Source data

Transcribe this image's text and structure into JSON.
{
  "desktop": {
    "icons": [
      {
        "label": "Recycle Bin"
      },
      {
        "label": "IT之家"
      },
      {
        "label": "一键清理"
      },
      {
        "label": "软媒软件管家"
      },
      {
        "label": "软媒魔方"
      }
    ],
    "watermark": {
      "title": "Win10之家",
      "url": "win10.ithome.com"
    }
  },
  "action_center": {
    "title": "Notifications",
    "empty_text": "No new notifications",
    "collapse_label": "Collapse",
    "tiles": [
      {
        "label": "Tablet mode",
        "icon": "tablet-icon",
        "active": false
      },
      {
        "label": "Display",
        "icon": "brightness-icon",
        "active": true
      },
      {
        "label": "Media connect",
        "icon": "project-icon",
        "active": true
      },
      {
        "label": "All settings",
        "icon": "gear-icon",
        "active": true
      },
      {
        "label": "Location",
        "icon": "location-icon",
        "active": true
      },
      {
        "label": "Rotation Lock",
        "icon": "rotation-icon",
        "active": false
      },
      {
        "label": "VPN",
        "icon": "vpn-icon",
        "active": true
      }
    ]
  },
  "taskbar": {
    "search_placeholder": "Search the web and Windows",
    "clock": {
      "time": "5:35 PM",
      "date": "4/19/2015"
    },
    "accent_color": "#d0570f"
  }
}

- Written task
The records above must be repeated exactly, every one of them.

- Correct result
Transcribe this image's text and structure into JSON.
{
  "desktop": {
    "icons": [
      {
        "label": "Recycle Bin"
      },
      {
        "label": "IT之家"
      },
      {
        "label": "一键清理"
      },
      {
        "label": "软媒软件管家"
      },
      {
        "label": "软媒魔方"
      }
    ],
    "watermark": {
      "title": "Win10之家",
      "url": "win10.ithome.com"
    }
  },
  "action_center": {
    "title": "Notifications",
    "empty_text": "No new notifications",
    "collapse_label": "Collapse",
    "tiles": [
      {
        "label": "Tablet mode",
        "icon": "tablet-icon",
        "active": false
      },
      {
        "label": "Display",
        "icon": "brightness-icon",
        "active": true
      },
      {
        "label": "Media connect",
        "icon": "project-icon",
        "active": true
      },
      {
        "label": "All settings",
        "icon": "gear-icon",
        "active": true
      },
      {
        "label": "Location",
        "icon": "location-icon",
        "active": true
      },
      {
        "label": "Rotation Lock",
        "icon": "rotation-icon",
        "active": false
      },
      {
        "label": "VPN",
        "icon": "vpn-icon",
        "active": true
      }
    ]
  },
  "taskbar": {
    "search_placeholder": "Search the web and Windows",
    "clock": {
      "time": "5:35 PM",
      "date": "4/19/2015"
    },
    "accent_color": "#d0570f"
  }
}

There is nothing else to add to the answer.